With the pictures left out, copy the listing below exactly.

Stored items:
▼

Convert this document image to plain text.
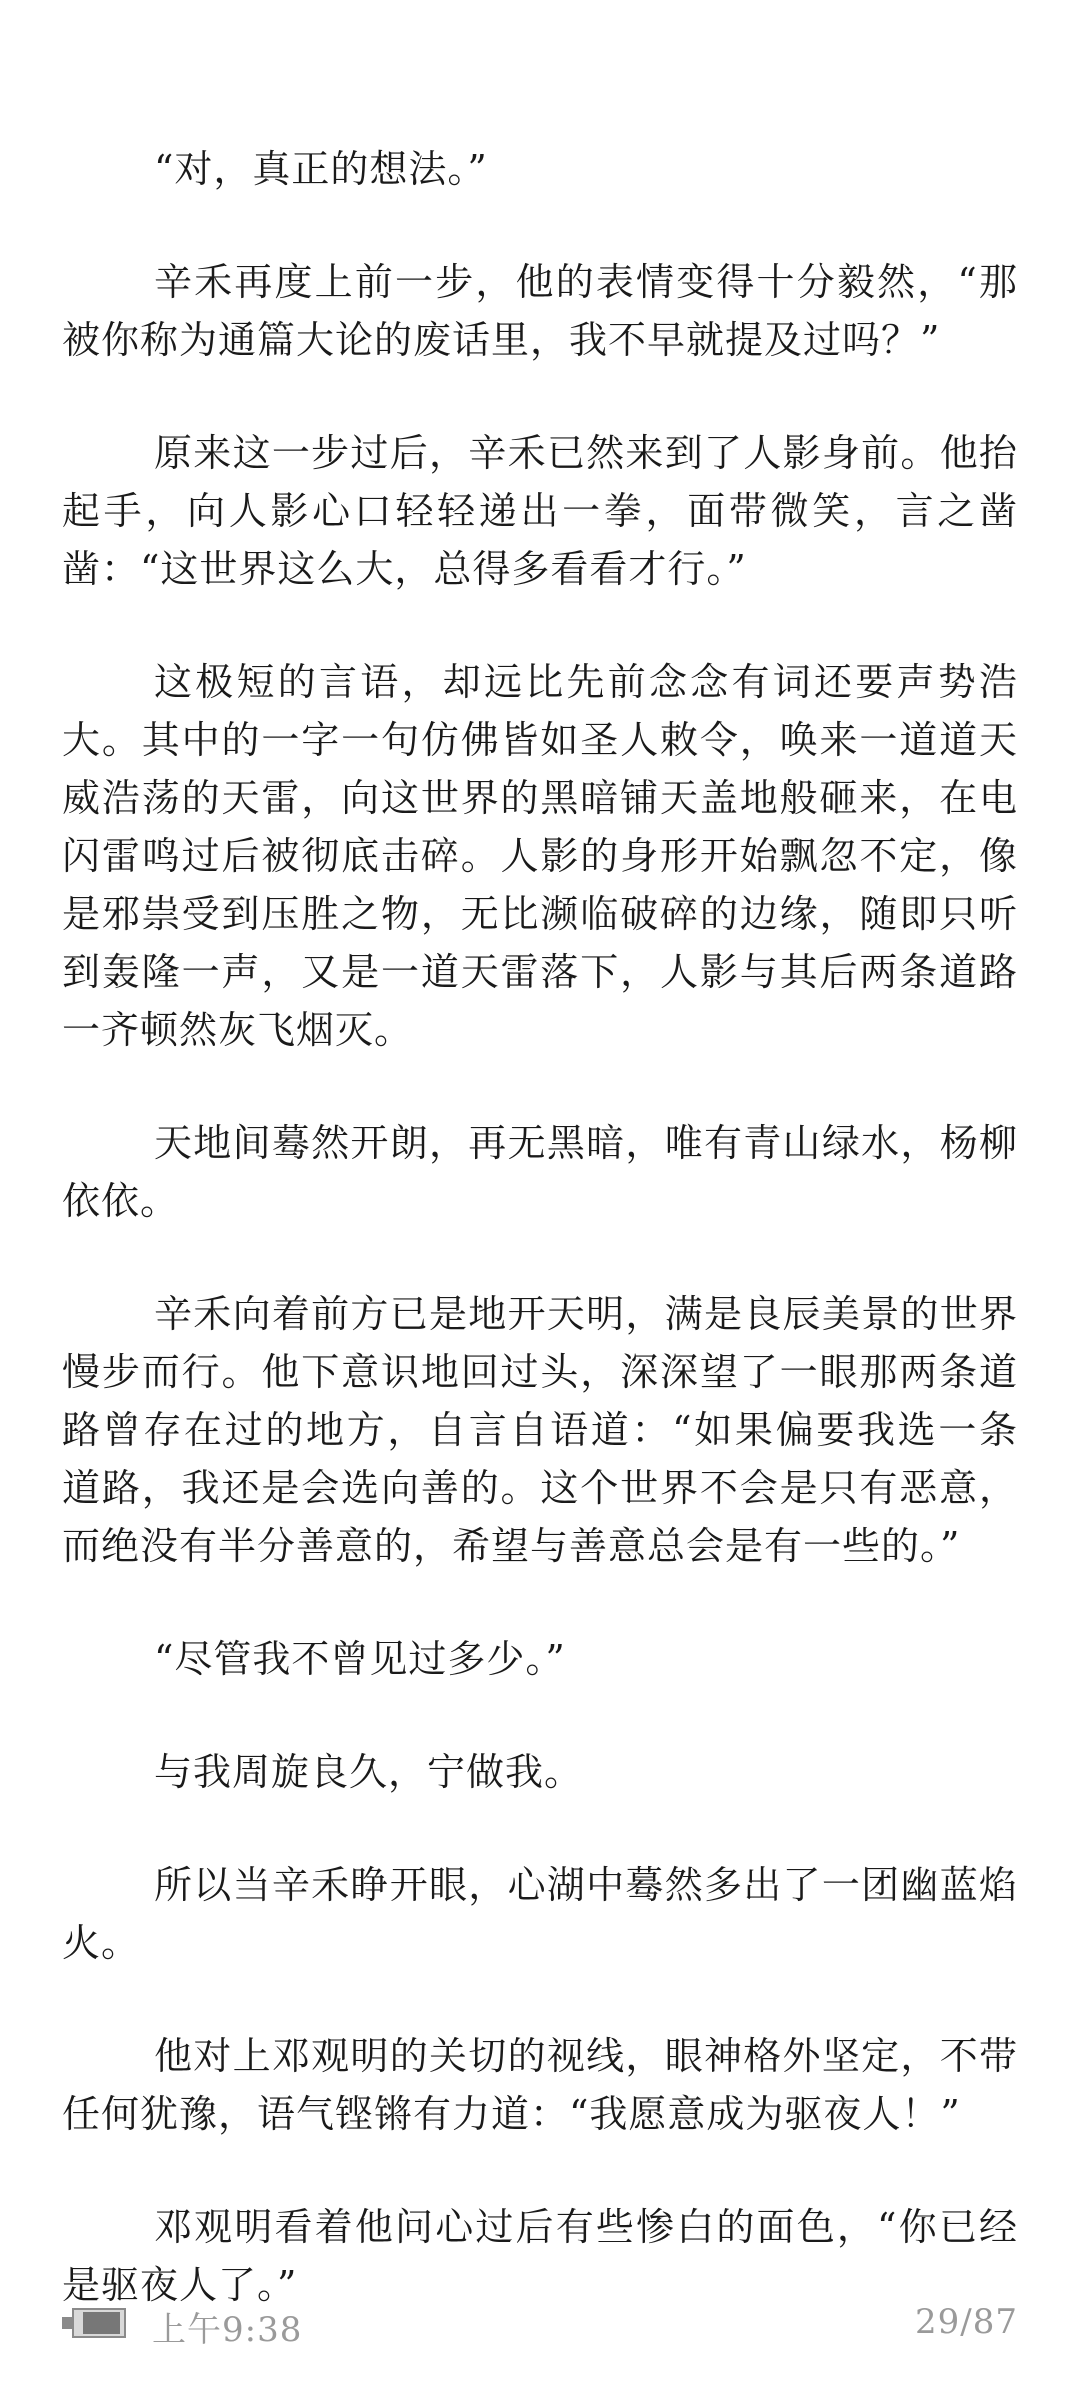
“对，真正的想法。”

辛禾再度上前一步，他的表情变得十分毅然，“那被你称为通篇大论的废话里，我不早就提及过吗？”

原来这一步过后，辛禾已然来到了人影身前。他抬起手，向人影心口轻轻递出一拳，面带微笑，言之凿凿：“这世界这么大，总得多看看才行。”

这极短的言语，却远比先前念念有词还要声势浩大。其中的一字一句仿佛皆如圣人敕令，唤来一道道天威浩荡的天雷，向这世界的黑暗铺天盖地般砸来，在电闪雷鸣过后被彻底击碎。人影的身形开始飘忽不定，像是邪祟受到压胜之物，无比濒临破碎的边缘，随即只听到轰隆一声，又是一道天雷落下，人影与其后两条道路一齐顿然灰飞烟灭。

天地间蓦然开朗，再无黑暗，唯有青山绿水，杨柳依依。

辛禾向着前方已是地开天明，满是良辰美景的世界慢步而行。他下意识地回过头，深深望了一眼那两条道路曾存在过的地方，自言自语道：“如果偏要我选一条道路，我还是会选向善的。这个世界不会是只有恶意，而绝没有半分善意的，希望与善意总会是有一些的。”

“尽管我不曾见过多少。”

与我周旋良久，宁做我。

所以当辛禾睁开眼，心湖中蓦然多出了一团幽蓝焰火。

他对上邓观明的关切的视线，眼神格外坚定，不带任何犹豫，语气铿锵有力道：“我愿意成为驱夜人！”

邓观明看着他问心过后有些惨白的面色，“你已经是驱夜人了。”

上午9:38	29/87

▲

ANSWER TO THE TASK:
Convert this document image to plain text.
“对，真正的想法。”

辛禾再度上前一步，他的表情变得十分毅然，“那被你称为通篇大论的废话里，我不早就提及过吗？”

原来这一步过后，辛禾已然来到了人影身前。他抬起手，向人影心口轻轻递出一拳，面带微笑，言之凿凿：“这世界这么大，总得多看看才行。”

这极短的言语，却远比先前念念有词还要声势浩大。其中的一字一句仿佛皆如圣人敕令，唤来一道道天威浩荡的天雷，向这世界的黑暗铺天盖地般砸来，在电闪雷鸣过后被彻底击碎。人影的身形开始飘忽不定，像是邪祟受到压胜之物，无比濒临破碎的边缘，随即只听到轰隆一声，又是一道天雷落下，人影与其后两条道路一齐顿然灰飞烟灭。

天地间蓦然开朗，再无黑暗，唯有青山绿水，杨柳依依。

辛禾向着前方已是地开天明，满是良辰美景的世界慢步而行。他下意识地回过头，深深望了一眼那两条道路曾存在过的地方，自言自语道：“如果偏要我选一条道路，我还是会选向善的。这个世界不会是只有恶意，而绝没有半分善意的，希望与善意总会是有一些的。”

“尽管我不曾见过多少。”

与我周旋良久，宁做我。

所以当辛禾睁开眼，心湖中蓦然多出了一团幽蓝焰火。

他对上邓观明的关切的视线，眼神格外坚定，不带任何犹豫，语气铿锵有力道：“我愿意成为驱夜人！”

邓观明看着他问心过后有些惨白的面色，“你已经是驱夜人了。”

上午9:38	29/87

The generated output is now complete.